• [Instructions to follow]:
The records below must be written out exactly, with every picture left behind.

• [Material for this exercise]:
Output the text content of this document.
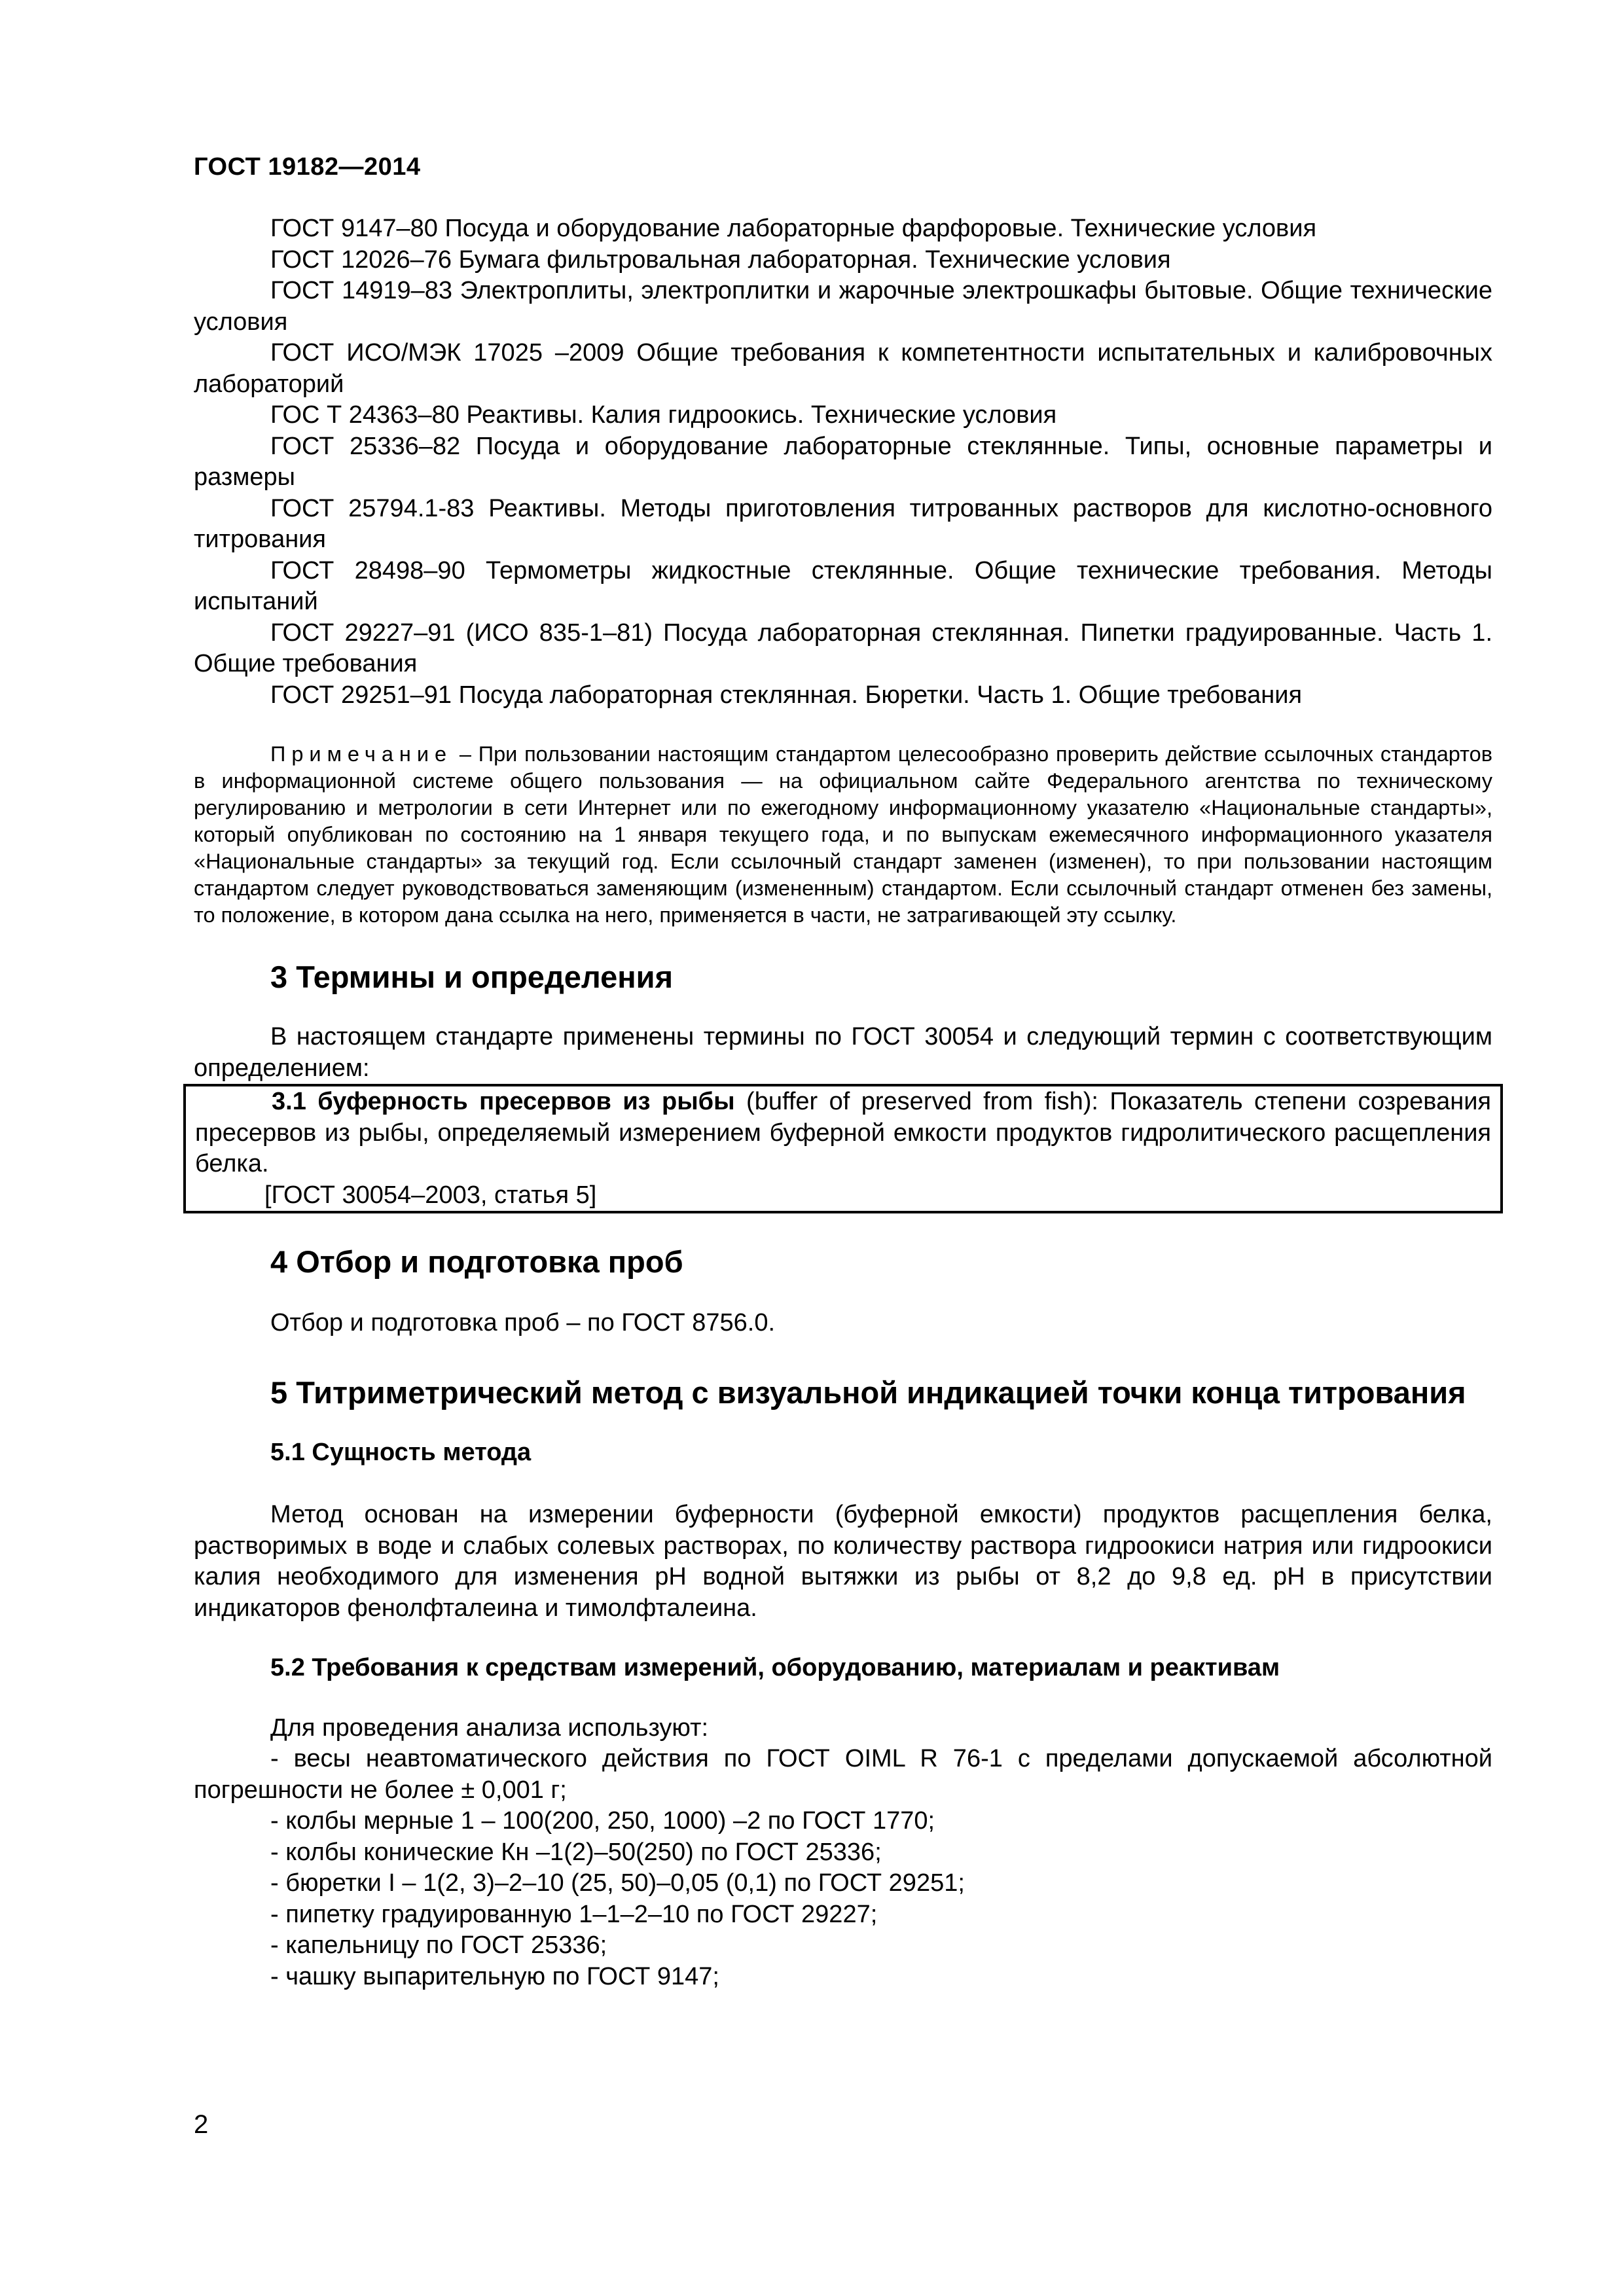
ГОСТ 19182—2014

ГОСТ 9147–80 Посуда и оборудование лабораторные фарфоровые. Технические условия

ГОСТ 12026–76 Бумага фильтровальная лабораторная. Технические условия

ГОСТ 14919–83 Электроплиты, электроплитки и жарочные электрошкафы бытовые. Общие технические условия

ГОСТ ИСО/МЭК 17025 –2009 Общие требования к компетентности испытательных и калибровочных лабораторий

ГОС Т 24363–80 Реактивы. Калия гидроокись. Технические условия

ГОСТ 25336–82 Посуда и оборудование лабораторные стеклянные. Типы, основные параметры и размеры

ГОСТ 25794.1-83 Реактивы. Методы приготовления титрованных растворов для кислотно-основного титрования

ГОСТ 28498–90 Термометры жидкостные стеклянные. Общие технические требования. Методы испытаний

ГОСТ 29227–91 (ИСО 835-1–81) Посуда лабораторная стеклянная. Пипетки градуированные. Часть 1. Общие требования

ГОСТ 29251–91 Посуда лабораторная стеклянная. Бюретки. Часть 1. Общие требования

Примечание – При пользовании настоящим стандартом целесообразно проверить действие ссылочных стандартов в информационной системе общего пользования — на официальном сайте Федерального агентства по техническому регулированию и метрологии в сети Интернет или по ежегодному информационному указателю «Национальные стандарты», который опубликован по состоянию на 1 января текущего года, и по выпускам ежемесячного информационного указателя «Национальные стандарты» за текущий год. Если ссылочный стандарт заменен (изменен), то при пользовании настоящим стандартом следует руководствоваться заменяющим (измененным) стандартом. Если ссылочный стандарт отменен без замены, то положение, в котором дана ссылка на него, применяется в части, не затрагивающей эту ссылку.

3 Термины и определения

В настоящем стандарте применены термины по ГОСТ 30054 и следующий термин с соответствующим определением:

3.1 буферность пресервов из рыбы (buffer of preserved from fish): Показатель степени созревания пресервов из рыбы, определяемый измерением буферной емкости продуктов гидролитического расщепления белка.

[ГОСТ 30054–2003, статья 5]

4 Отбор и подготовка проб

Отбор и подготовка проб – по ГОСТ 8756.0.

5 Титриметрический метод с визуальной индикацией точки конца титрования
5.1 Сущность метода

Метод основан на измерении буферности (буферной емкости) продуктов расщепления белка, растворимых в воде и слабых солевых растворах, по количеству раствора гидроокиси натрия или гидроокиси калия необходимого для изменения pH водной вытяжки из рыбы от 8,2 до 9,8 ед. pH в присутствии индикаторов фенолфталеина и тимолфталеина.

5.2 Требования к средствам измерений, оборудованию, материалам и реактивам

Для проведения анализа используют:

- весы неавтоматического действия по ГОСТ OIML R 76-1 с пределами допускаемой абсолютной погрешности не более ± 0,001 г;

- колбы мерные 1 – 100(200, 250, 1000) –2 по ГОСТ 1770;

- колбы конические Кн –1(2)–50(250) по ГОСТ 25336;

- бюретки I – 1(2, 3)–2–10 (25, 50)–0,05 (0,1) по ГОСТ 29251;

- пипетку градуированную 1–1–2–10 по ГОСТ 29227;

- капельницу по ГОСТ 25336;

- чашку выпарительную по ГОСТ 9147;

2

• [Right answer]:
Output the text content of this document.
ГОСТ 19182—2014

ГОСТ 9147–80 Посуда и оборудование лабораторные фарфоровые. Технические условия

ГОСТ 12026–76 Бумага фильтровальная лабораторная. Технические условия

ГОСТ 14919–83 Электроплиты, электроплитки и жарочные электрошкафы бытовые. Общие технические условия

ГОСТ ИСО/МЭК 17025 –2009 Общие требования к компетентности испытательных и калибровочных лабораторий

ГОС Т 24363–80 Реактивы. Калия гидроокись. Технические условия

ГОСТ 25336–82 Посуда и оборудование лабораторные стеклянные. Типы, основные параметры и размеры

ГОСТ 25794.1-83 Реактивы. Методы приготовления титрованных растворов для кислотно-основного титрования

ГОСТ 28498–90 Термометры жидкостные стеклянные. Общие технические требования. Методы испытаний

ГОСТ 29227–91 (ИСО 835-1–81) Посуда лабораторная стеклянная. Пипетки градуированные. Часть 1. Общие требования

ГОСТ 29251–91 Посуда лабораторная стеклянная. Бюретки. Часть 1. Общие требования

Примечание – При пользовании настоящим стандартом целесообразно проверить действие ссылочных стандартов в информационной системе общего пользования — на официальном сайте Федерального агентства по техническому регулированию и метрологии в сети Интернет или по ежегодному информационному указателю «Национальные стандарты», который опубликован по состоянию на 1 января текущего года, и по выпускам ежемесячного информационного указателя «Национальные стандарты» за текущий год. Если ссылочный стандарт заменен (изменен), то при пользовании настоящим стандартом следует руководствоваться заменяющим (измененным) стандартом. Если ссылочный стандарт отменен без замены, то положение, в котором дана ссылка на него, применяется в части, не затрагивающей эту ссылку.

3 Термины и определения

В настоящем стандарте применены термины по ГОСТ 30054 и следующий термин с соответствующим определением:

3.1 буферность пресервов из рыбы (buffer of preserved from fish): Показатель степени созревания пресервов из рыбы, определяемый измерением буферной емкости продуктов гидролитического расщепления белка.

[ГОСТ 30054–2003, статья 5]

4 Отбор и подготовка проб

Отбор и подготовка проб – по ГОСТ 8756.0.

5 Титриметрический метод с визуальной индикацией точки конца титрования
5.1 Сущность метода

Метод основан на измерении буферности (буферной емкости) продуктов расщепления белка, растворимых в воде и слабых солевых растворах, по количеству раствора гидроокиси натрия или гидроокиси калия необходимого для изменения pH водной вытяжки из рыбы от 8,2 до 9,8 ед. pH в присутствии индикаторов фенолфталеина и тимолфталеина.

5.2 Требования к средствам измерений, оборудованию, материалам и реактивам

Для проведения анализа используют:

- весы неавтоматического действия по ГОСТ OIML R 76-1 с пределами допускаемой абсолютной погрешности не более ± 0,001 г;

- колбы мерные 1 – 100(200, 250, 1000) –2 по ГОСТ 1770;

- колбы конические Кн –1(2)–50(250) по ГОСТ 25336;

- бюретки I – 1(2, 3)–2–10 (25, 50)–0,05 (0,1) по ГОСТ 29251;

- пипетку градуированную 1–1–2–10 по ГОСТ 29227;

- капельницу по ГОСТ 25336;

- чашку выпарительную по ГОСТ 9147;

2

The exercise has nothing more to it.